Across the entries below, how many lines contain the word "contacts"? Give the number alone.

===== Excerpted records =====

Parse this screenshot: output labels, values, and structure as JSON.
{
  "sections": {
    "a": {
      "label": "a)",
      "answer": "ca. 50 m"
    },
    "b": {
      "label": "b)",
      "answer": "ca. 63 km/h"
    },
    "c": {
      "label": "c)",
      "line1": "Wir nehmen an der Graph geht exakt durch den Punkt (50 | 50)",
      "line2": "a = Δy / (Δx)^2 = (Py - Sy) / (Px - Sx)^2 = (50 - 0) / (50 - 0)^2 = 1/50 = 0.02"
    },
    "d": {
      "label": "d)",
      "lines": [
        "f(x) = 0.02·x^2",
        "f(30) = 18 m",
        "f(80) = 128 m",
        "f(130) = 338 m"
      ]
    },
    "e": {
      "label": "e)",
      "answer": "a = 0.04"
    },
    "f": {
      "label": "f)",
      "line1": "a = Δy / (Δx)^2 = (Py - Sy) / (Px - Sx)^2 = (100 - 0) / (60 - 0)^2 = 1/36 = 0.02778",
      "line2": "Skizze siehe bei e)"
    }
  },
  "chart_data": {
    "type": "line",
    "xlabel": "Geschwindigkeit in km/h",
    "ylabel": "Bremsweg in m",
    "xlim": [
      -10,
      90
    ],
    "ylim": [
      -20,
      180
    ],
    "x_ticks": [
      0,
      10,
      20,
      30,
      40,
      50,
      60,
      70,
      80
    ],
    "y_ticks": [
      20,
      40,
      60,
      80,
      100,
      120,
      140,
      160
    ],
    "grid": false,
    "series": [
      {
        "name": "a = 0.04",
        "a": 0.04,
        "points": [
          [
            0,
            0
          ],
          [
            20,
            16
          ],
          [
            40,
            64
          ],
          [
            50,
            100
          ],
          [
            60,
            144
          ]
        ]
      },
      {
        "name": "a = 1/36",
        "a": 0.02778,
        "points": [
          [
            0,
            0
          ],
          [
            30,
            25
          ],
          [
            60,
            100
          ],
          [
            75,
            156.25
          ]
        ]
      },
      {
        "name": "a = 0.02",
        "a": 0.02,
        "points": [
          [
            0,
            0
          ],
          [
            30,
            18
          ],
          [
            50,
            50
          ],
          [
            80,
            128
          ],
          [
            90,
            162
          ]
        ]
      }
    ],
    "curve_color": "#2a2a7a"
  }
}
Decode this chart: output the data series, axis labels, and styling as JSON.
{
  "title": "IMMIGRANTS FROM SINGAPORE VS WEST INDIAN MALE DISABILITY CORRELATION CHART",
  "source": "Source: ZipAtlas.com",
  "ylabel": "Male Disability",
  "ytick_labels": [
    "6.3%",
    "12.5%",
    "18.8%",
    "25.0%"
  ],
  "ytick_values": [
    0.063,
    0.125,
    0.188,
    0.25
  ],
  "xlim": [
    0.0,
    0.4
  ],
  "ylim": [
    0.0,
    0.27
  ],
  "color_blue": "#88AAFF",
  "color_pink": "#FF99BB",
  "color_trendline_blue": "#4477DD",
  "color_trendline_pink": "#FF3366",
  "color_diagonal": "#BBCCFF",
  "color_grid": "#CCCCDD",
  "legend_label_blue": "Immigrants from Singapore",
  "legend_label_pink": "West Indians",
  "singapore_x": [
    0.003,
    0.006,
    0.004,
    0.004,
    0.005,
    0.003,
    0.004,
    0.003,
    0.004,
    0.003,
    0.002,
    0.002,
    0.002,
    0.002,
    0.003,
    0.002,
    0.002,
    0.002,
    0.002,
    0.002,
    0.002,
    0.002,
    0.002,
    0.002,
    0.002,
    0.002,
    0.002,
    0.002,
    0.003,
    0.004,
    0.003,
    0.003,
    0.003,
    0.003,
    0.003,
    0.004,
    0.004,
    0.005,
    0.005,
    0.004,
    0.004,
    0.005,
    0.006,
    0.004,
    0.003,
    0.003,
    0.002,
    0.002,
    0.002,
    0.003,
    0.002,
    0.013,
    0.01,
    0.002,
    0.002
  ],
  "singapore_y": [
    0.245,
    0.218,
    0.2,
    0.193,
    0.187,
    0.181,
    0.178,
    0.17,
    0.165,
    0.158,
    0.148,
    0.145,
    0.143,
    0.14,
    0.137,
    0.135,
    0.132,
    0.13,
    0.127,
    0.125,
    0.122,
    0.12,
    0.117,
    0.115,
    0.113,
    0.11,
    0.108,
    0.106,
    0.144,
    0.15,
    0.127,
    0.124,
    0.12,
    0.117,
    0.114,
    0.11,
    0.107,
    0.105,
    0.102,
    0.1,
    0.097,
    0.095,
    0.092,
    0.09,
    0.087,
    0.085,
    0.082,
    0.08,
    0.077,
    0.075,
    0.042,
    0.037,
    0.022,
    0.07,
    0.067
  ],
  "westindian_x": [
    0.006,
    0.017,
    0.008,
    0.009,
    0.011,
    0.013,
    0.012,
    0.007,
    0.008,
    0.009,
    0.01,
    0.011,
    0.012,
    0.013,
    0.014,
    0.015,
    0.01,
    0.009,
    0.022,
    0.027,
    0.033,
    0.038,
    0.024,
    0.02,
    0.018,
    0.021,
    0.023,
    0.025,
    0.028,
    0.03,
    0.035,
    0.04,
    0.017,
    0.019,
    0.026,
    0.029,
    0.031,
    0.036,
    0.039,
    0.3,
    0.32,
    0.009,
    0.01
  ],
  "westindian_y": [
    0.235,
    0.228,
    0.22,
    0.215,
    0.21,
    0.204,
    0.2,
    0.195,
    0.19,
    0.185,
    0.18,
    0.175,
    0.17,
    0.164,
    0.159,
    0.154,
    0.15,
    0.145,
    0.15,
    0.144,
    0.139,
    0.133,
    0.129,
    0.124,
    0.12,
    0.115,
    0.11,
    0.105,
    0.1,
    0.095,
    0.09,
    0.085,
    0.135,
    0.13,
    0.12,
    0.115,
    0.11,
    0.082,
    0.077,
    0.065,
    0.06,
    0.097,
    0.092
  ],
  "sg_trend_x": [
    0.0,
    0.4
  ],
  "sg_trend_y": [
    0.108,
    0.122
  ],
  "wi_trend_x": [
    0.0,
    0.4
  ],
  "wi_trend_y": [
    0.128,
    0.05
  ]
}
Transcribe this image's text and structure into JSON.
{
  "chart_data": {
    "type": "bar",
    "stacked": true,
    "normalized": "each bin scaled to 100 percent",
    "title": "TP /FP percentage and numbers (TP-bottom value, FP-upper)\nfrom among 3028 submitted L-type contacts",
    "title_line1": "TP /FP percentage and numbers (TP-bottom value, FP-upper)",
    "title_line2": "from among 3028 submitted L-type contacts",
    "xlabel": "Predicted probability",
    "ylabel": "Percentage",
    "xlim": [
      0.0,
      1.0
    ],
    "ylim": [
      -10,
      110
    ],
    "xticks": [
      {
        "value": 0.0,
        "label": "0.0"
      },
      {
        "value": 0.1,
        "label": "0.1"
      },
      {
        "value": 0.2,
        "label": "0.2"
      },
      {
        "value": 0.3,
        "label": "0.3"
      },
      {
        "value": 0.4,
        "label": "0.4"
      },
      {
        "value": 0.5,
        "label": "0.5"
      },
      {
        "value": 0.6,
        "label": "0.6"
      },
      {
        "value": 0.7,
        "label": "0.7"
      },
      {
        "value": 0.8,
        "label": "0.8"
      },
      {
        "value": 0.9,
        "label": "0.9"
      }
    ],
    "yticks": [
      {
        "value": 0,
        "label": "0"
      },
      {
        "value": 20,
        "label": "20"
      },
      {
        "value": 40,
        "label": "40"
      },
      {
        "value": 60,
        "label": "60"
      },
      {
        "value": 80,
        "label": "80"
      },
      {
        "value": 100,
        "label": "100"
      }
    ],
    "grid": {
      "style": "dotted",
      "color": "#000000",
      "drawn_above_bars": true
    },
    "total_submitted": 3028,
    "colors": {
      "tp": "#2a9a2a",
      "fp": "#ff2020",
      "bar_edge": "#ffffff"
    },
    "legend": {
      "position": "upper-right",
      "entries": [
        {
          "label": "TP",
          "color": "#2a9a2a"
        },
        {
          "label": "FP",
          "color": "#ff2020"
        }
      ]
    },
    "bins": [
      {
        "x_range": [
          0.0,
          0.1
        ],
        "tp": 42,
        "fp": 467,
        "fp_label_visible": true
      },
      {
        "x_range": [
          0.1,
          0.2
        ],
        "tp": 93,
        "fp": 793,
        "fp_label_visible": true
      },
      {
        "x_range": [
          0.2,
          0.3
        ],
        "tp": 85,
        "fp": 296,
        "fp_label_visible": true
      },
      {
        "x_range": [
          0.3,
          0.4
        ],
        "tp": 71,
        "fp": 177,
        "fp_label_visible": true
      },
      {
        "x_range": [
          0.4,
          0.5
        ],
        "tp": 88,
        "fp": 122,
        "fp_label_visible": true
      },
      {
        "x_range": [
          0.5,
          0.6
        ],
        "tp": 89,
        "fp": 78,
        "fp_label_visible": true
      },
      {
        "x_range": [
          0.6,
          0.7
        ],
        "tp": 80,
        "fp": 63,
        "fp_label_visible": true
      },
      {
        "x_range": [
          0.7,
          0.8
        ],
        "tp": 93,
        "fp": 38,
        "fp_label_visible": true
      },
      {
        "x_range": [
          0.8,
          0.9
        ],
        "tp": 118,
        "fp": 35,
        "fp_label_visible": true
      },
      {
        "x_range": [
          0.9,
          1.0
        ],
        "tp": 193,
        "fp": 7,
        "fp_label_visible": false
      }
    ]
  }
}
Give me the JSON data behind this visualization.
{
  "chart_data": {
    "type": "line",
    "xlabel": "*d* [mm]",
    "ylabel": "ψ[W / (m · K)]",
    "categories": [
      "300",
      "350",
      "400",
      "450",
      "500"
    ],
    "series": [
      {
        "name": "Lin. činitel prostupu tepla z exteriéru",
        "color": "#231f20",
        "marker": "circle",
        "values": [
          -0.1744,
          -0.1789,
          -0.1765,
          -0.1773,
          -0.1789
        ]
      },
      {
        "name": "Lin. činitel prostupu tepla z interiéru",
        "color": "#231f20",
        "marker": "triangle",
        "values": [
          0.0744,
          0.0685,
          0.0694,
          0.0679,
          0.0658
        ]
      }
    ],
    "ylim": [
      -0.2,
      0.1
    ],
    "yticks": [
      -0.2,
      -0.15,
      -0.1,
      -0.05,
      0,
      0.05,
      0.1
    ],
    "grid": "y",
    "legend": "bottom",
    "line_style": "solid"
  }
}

=====

» Solved exercise: 2